--- PROBLEM DETAILS ---
Extract the listing in its entirety, keeping each line identical to the original.

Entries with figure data
'''

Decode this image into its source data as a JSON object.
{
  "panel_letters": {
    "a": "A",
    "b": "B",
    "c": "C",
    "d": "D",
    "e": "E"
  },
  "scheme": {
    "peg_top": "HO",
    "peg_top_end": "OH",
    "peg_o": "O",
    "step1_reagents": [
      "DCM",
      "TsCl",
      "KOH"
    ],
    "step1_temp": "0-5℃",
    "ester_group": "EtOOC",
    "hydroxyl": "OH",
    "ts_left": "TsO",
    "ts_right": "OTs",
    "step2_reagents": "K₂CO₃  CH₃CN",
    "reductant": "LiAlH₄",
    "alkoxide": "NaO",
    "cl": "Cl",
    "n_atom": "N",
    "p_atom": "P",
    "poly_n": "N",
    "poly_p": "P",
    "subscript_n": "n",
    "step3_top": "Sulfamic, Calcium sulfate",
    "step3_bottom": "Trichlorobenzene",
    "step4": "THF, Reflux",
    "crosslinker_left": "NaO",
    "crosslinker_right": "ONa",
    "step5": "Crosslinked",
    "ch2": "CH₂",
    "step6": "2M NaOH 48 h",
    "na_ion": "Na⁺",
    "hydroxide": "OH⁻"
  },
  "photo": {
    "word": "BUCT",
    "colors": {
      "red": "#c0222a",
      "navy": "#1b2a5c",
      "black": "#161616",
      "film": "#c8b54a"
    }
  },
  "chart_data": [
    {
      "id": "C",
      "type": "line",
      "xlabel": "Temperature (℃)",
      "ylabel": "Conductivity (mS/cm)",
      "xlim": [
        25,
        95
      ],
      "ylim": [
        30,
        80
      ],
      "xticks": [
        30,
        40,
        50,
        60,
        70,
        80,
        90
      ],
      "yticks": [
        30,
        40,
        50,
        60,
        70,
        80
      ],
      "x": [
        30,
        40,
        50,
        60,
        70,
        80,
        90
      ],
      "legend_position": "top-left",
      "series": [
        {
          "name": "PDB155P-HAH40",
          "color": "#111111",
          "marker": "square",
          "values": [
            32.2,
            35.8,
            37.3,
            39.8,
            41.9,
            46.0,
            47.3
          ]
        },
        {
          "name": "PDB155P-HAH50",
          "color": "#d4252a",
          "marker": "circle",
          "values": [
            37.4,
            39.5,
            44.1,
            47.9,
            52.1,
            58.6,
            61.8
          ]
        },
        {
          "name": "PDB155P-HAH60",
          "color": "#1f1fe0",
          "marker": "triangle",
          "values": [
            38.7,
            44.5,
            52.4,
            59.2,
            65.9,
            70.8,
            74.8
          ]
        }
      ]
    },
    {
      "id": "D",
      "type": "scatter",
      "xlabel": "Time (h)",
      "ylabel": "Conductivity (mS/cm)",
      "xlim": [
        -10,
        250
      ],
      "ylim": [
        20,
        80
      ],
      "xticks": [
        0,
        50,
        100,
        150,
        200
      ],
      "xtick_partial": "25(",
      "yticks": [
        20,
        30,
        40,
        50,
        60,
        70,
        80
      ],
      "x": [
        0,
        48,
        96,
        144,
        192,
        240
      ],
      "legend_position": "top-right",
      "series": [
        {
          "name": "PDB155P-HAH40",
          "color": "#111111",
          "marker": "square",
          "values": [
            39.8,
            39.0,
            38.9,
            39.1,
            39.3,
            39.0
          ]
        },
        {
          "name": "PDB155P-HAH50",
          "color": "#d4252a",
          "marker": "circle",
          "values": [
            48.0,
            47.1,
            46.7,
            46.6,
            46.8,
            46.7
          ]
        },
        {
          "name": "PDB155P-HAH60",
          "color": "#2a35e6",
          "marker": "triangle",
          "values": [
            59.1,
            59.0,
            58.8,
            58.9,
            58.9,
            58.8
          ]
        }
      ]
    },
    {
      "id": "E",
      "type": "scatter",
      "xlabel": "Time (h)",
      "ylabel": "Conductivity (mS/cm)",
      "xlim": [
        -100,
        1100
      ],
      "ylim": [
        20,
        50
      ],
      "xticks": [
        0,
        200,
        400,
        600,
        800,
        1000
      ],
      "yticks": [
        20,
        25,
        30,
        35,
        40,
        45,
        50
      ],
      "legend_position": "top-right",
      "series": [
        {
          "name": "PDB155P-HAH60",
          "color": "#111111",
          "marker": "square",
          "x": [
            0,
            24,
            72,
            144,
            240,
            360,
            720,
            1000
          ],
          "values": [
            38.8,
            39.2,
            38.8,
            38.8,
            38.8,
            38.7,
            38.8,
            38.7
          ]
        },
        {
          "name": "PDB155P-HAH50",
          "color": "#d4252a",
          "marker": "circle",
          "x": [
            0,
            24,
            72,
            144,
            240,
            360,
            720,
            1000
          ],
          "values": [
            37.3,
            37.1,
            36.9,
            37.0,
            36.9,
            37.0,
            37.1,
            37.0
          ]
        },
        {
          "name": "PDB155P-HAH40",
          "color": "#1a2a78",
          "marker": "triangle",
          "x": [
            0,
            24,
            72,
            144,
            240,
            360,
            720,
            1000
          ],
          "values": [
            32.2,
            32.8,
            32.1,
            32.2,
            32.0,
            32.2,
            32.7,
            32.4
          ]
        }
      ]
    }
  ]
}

'''

--- EXERCISE ANSWER ---
Decode this image into its source data as a JSON object.
{
  "panel_letters": {
    "a": "A",
    "b": "B",
    "c": "C",
    "d": "D",
    "e": "E"
  },
  "scheme": {
    "peg_top": "HO",
    "peg_top_end": "OH",
    "peg_o": "O",
    "step1_reagents": [
      "DCM",
      "TsCl",
      "KOH"
    ],
    "step1_temp": "0-5℃",
    "ester_group": "EtOOC",
    "hydroxyl": "OH",
    "ts_left": "TsO",
    "ts_right": "OTs",
    "step2_reagents": "K₂CO₃  CH₃CN",
    "reductant": "LiAlH₄",
    "alkoxide": "NaO",
    "cl": "Cl",
    "n_atom": "N",
    "p_atom": "P",
    "poly_n": "N",
    "poly_p": "P",
    "subscript_n": "n",
    "step3_top": "Sulfamic, Calcium sulfate",
    "step3_bottom": "Trichlorobenzene",
    "step4": "THF, Reflux",
    "crosslinker_left": "NaO",
    "crosslinker_right": "ONa",
    "step5": "Crosslinked",
    "ch2": "CH₂",
    "step6": "2M NaOH 48 h",
    "na_ion": "Na⁺",
    "hydroxide": "OH⁻"
  },
  "photo": {
    "word": "BUCT",
    "colors": {
      "red": "#c0222a",
      "navy": "#1b2a5c",
      "black": "#161616",
      "film": "#c8b54a"
    }
  },
  "chart_data": [
    {
      "id": "C",
      "type": "line",
      "xlabel": "Temperature (℃)",
      "ylabel": "Conductivity (mS/cm)",
      "xlim": [
        25,
        95
      ],
      "ylim": [
        30,
        80
      ],
      "xticks": [
        30,
        40,
        50,
        60,
        70,
        80,
        90
      ],
      "yticks": [
        30,
        40,
        50,
        60,
        70,
        80
      ],
      "x": [
        30,
        40,
        50,
        60,
        70,
        80,
        90
      ],
      "legend_position": "top-left",
      "series": [
        {
          "name": "PDB155P-HAH40",
          "color": "#111111",
          "marker": "square",
          "values": [
            32.2,
            35.8,
            37.3,
            39.8,
            41.9,
            46.0,
            47.3
          ]
        },
        {
          "name": "PDB155P-HAH50",
          "color": "#d4252a",
          "marker": "circle",
          "values": [
            37.4,
            39.5,
            44.1,
            47.9,
            52.1,
            58.6,
            61.8
          ]
        },
        {
          "name": "PDB155P-HAH60",
          "color": "#1f1fe0",
          "marker": "triangle",
          "values": [
            38.7,
            44.5,
            52.4,
            59.2,
            65.9,
            70.8,
            74.8
          ]
        }
      ]
    },
    {
      "id": "D",
      "type": "scatter",
      "xlabel": "Time (h)",
      "ylabel": "Conductivity (mS/cm)",
      "xlim": [
        -10,
        250
      ],
      "ylim": [
        20,
        80
      ],
      "xticks": [
        0,
        50,
        100,
        150,
        200
      ],
      "xtick_partial": "25(",
      "yticks": [
        20,
        30,
        40,
        50,
        60,
        70,
        80
      ],
      "x": [
        0,
        48,
        96,
        144,
        192,
        240
      ],
      "legend_position": "top-right",
      "series": [
        {
          "name": "PDB155P-HAH40",
          "color": "#111111",
          "marker": "square",
          "values": [
            39.8,
            39.0,
            38.9,
            39.1,
            39.3,
            39.0
          ]
        },
        {
          "name": "PDB155P-HAH50",
          "color": "#d4252a",
          "marker": "circle",
          "values": [
            48.0,
            47.1,
            46.7,
            46.6,
            46.8,
            46.7
          ]
        },
        {
          "name": "PDB155P-HAH60",
          "color": "#2a35e6",
          "marker": "triangle",
          "values": [
            59.1,
            59.0,
            58.8,
            58.9,
            58.9,
            58.8
          ]
        }
      ]
    },
    {
      "id": "E",
      "type": "scatter",
      "xlabel": "Time (h)",
      "ylabel": "Conductivity (mS/cm)",
      "xlim": [
        -100,
        1100
      ],
      "ylim": [
        20,
        50
      ],
      "xticks": [
        0,
        200,
        400,
        600,
        800,
        1000
      ],
      "yticks": [
        20,
        25,
        30,
        35,
        40,
        45,
        50
      ],
      "legend_position": "top-right",
      "series": [
        {
          "name": "PDB155P-HAH60",
          "color": "#111111",
          "marker": "square",
          "x": [
            0,
            24,
            72,
            144,
            240,
            360,
            720,
            1000
          ],
          "values": [
            38.8,
            39.2,
            38.8,
            38.8,
            38.8,
            38.7,
            38.8,
            38.7
          ]
        },
        {
          "name": "PDB155P-HAH50",
          "color": "#d4252a",
          "marker": "circle",
          "x": [
            0,
            24,
            72,
            144,
            240,
            360,
            720,
            1000
          ],
          "values": [
            37.3,
            37.1,
            36.9,
            37.0,
            36.9,
            37.0,
            37.1,
            37.0
          ]
        },
        {
          "name": "PDB155P-HAH40",
          "color": "#1a2a78",
          "marker": "triangle",
          "x": [
            0,
            24,
            72,
            144,
            240,
            360,
            720,
            1000
          ],
          "values": [
            32.2,
            32.8,
            32.1,
            32.2,
            32.0,
            32.2,
            32.7,
            32.4
          ]
        }
      ]
    }
  ]
}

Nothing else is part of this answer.